* Directions: Make an exact copy of all the data.

>>>>>

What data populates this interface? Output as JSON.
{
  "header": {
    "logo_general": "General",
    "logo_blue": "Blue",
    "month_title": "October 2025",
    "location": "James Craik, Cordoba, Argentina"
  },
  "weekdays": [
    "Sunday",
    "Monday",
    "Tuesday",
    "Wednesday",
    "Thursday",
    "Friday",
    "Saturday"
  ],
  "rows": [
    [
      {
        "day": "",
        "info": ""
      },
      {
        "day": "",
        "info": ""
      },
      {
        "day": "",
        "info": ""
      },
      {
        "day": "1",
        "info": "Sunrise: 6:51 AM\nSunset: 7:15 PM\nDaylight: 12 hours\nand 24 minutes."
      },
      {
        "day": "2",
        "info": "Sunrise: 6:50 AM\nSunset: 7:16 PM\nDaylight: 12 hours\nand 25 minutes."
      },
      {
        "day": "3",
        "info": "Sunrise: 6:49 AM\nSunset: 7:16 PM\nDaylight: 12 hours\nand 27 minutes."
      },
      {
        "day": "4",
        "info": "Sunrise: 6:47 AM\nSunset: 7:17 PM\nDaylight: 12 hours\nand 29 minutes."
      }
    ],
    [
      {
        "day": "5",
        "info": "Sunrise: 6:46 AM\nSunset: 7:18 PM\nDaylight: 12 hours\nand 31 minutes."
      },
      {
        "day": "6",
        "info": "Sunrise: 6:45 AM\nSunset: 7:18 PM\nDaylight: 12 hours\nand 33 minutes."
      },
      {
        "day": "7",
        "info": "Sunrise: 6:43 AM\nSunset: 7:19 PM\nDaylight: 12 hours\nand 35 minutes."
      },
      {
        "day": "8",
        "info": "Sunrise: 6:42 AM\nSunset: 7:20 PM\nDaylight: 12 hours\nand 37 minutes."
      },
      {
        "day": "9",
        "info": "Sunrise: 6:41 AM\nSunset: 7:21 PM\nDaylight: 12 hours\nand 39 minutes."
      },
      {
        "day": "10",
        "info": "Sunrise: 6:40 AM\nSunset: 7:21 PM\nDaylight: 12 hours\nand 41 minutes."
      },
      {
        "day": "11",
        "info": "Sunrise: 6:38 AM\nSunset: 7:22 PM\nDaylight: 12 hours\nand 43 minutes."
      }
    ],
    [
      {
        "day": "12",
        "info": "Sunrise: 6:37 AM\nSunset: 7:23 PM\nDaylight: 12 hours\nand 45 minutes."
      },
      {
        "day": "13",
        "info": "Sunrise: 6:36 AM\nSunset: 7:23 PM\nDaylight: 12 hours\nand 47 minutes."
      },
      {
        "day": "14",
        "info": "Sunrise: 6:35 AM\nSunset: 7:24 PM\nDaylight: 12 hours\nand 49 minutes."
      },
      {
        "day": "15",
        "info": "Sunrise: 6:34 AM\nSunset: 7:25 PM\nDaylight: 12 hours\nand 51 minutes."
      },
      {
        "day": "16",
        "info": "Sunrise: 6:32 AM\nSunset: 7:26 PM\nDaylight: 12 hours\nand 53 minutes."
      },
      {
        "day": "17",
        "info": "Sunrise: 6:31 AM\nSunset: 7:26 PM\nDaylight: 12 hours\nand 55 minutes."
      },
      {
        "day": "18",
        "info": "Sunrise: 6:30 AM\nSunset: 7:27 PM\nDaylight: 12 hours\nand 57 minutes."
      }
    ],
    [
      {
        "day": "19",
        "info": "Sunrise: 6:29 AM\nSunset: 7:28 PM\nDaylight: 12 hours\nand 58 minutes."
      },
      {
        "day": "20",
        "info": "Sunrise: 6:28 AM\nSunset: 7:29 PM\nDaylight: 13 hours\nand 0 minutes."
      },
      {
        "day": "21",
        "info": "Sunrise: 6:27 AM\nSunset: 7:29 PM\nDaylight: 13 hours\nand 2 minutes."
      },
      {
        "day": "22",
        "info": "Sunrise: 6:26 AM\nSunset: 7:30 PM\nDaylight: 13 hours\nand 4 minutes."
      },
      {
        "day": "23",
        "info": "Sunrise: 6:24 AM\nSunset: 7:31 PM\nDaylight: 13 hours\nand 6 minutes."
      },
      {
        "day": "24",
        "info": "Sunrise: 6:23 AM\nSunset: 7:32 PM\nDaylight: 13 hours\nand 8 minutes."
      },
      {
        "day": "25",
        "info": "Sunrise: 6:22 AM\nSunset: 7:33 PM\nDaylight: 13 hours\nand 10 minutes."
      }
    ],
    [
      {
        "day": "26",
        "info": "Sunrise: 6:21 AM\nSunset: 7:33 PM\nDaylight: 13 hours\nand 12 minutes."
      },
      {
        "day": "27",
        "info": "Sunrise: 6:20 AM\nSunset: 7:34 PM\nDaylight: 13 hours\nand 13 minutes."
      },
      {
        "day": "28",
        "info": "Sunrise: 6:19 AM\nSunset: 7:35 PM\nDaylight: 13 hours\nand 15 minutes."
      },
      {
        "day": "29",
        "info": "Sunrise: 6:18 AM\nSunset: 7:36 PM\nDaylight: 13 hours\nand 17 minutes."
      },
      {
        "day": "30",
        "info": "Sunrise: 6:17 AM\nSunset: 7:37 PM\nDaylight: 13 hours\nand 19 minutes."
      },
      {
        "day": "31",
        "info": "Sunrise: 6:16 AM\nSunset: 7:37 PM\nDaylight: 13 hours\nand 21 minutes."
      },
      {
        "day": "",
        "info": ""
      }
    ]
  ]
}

<<<<<

* Written response:
What data populates this interface? Output as JSON.
{
  "header": {
    "logo_general": "General",
    "logo_blue": "Blue",
    "month_title": "October 2025",
    "location": "James Craik, Cordoba, Argentina"
  },
  "weekdays": [
    "Sunday",
    "Monday",
    "Tuesday",
    "Wednesday",
    "Thursday",
    "Friday",
    "Saturday"
  ],
  "rows": [
    [
      {
        "day": "",
        "info": ""
      },
      {
        "day": "",
        "info": ""
      },
      {
        "day": "",
        "info": ""
      },
      {
        "day": "1",
        "info": "Sunrise: 6:51 AM\nSunset: 7:15 PM\nDaylight: 12 hours\nand 24 minutes."
      },
      {
        "day": "2",
        "info": "Sunrise: 6:50 AM\nSunset: 7:16 PM\nDaylight: 12 hours\nand 25 minutes."
      },
      {
        "day": "3",
        "info": "Sunrise: 6:49 AM\nSunset: 7:16 PM\nDaylight: 12 hours\nand 27 minutes."
      },
      {
        "day": "4",
        "info": "Sunrise: 6:47 AM\nSunset: 7:17 PM\nDaylight: 12 hours\nand 29 minutes."
      }
    ],
    [
      {
        "day": "5",
        "info": "Sunrise: 6:46 AM\nSunset: 7:18 PM\nDaylight: 12 hours\nand 31 minutes."
      },
      {
        "day": "6",
        "info": "Sunrise: 6:45 AM\nSunset: 7:18 PM\nDaylight: 12 hours\nand 33 minutes."
      },
      {
        "day": "7",
        "info": "Sunrise: 6:43 AM\nSunset: 7:19 PM\nDaylight: 12 hours\nand 35 minutes."
      },
      {
        "day": "8",
        "info": "Sunrise: 6:42 AM\nSunset: 7:20 PM\nDaylight: 12 hours\nand 37 minutes."
      },
      {
        "day": "9",
        "info": "Sunrise: 6:41 AM\nSunset: 7:21 PM\nDaylight: 12 hours\nand 39 minutes."
      },
      {
        "day": "10",
        "info": "Sunrise: 6:40 AM\nSunset: 7:21 PM\nDaylight: 12 hours\nand 41 minutes."
      },
      {
        "day": "11",
        "info": "Sunrise: 6:38 AM\nSunset: 7:22 PM\nDaylight: 12 hours\nand 43 minutes."
      }
    ],
    [
      {
        "day": "12",
        "info": "Sunrise: 6:37 AM\nSunset: 7:23 PM\nDaylight: 12 hours\nand 45 minutes."
      },
      {
        "day": "13",
        "info": "Sunrise: 6:36 AM\nSunset: 7:23 PM\nDaylight: 12 hours\nand 47 minutes."
      },
      {
        "day": "14",
        "info": "Sunrise: 6:35 AM\nSunset: 7:24 PM\nDaylight: 12 hours\nand 49 minutes."
      },
      {
        "day": "15",
        "info": "Sunrise: 6:34 AM\nSunset: 7:25 PM\nDaylight: 12 hours\nand 51 minutes."
      },
      {
        "day": "16",
        "info": "Sunrise: 6:32 AM\nSunset: 7:26 PM\nDaylight: 12 hours\nand 53 minutes."
      },
      {
        "day": "17",
        "info": "Sunrise: 6:31 AM\nSunset: 7:26 PM\nDaylight: 12 hours\nand 55 minutes."
      },
      {
        "day": "18",
        "info": "Sunrise: 6:30 AM\nSunset: 7:27 PM\nDaylight: 12 hours\nand 57 minutes."
      }
    ],
    [
      {
        "day": "19",
        "info": "Sunrise: 6:29 AM\nSunset: 7:28 PM\nDaylight: 12 hours\nand 58 minutes."
      },
      {
        "day": "20",
        "info": "Sunrise: 6:28 AM\nSunset: 7:29 PM\nDaylight: 13 hours\nand 0 minutes."
      },
      {
        "day": "21",
        "info": "Sunrise: 6:27 AM\nSunset: 7:29 PM\nDaylight: 13 hours\nand 2 minutes."
      },
      {
        "day": "22",
        "info": "Sunrise: 6:26 AM\nSunset: 7:30 PM\nDaylight: 13 hours\nand 4 minutes."
      },
      {
        "day": "23",
        "info": "Sunrise: 6:24 AM\nSunset: 7:31 PM\nDaylight: 13 hours\nand 6 minutes."
      },
      {
        "day": "24",
        "info": "Sunrise: 6:23 AM\nSunset: 7:32 PM\nDaylight: 13 hours\nand 8 minutes."
      },
      {
        "day": "25",
        "info": "Sunrise: 6:22 AM\nSunset: 7:33 PM\nDaylight: 13 hours\nand 10 minutes."
      }
    ],
    [
      {
        "day": "26",
        "info": "Sunrise: 6:21 AM\nSunset: 7:33 PM\nDaylight: 13 hours\nand 12 minutes."
      },
      {
        "day": "27",
        "info": "Sunrise: 6:20 AM\nSunset: 7:34 PM\nDaylight: 13 hours\nand 13 minutes."
      },
      {
        "day": "28",
        "info": "Sunrise: 6:19 AM\nSunset: 7:35 PM\nDaylight: 13 hours\nand 15 minutes."
      },
      {
        "day": "29",
        "info": "Sunrise: 6:18 AM\nSunset: 7:36 PM\nDaylight: 13 hours\nand 17 minutes."
      },
      {
        "day": "30",
        "info": "Sunrise: 6:17 AM\nSunset: 7:37 PM\nDaylight: 13 hours\nand 19 minutes."
      },
      {
        "day": "31",
        "info": "Sunrise: 6:16 AM\nSunset: 7:37 PM\nDaylight: 13 hours\nand 21 minutes."
      },
      {
        "day": "",
        "info": ""
      }
    ]
  ]
}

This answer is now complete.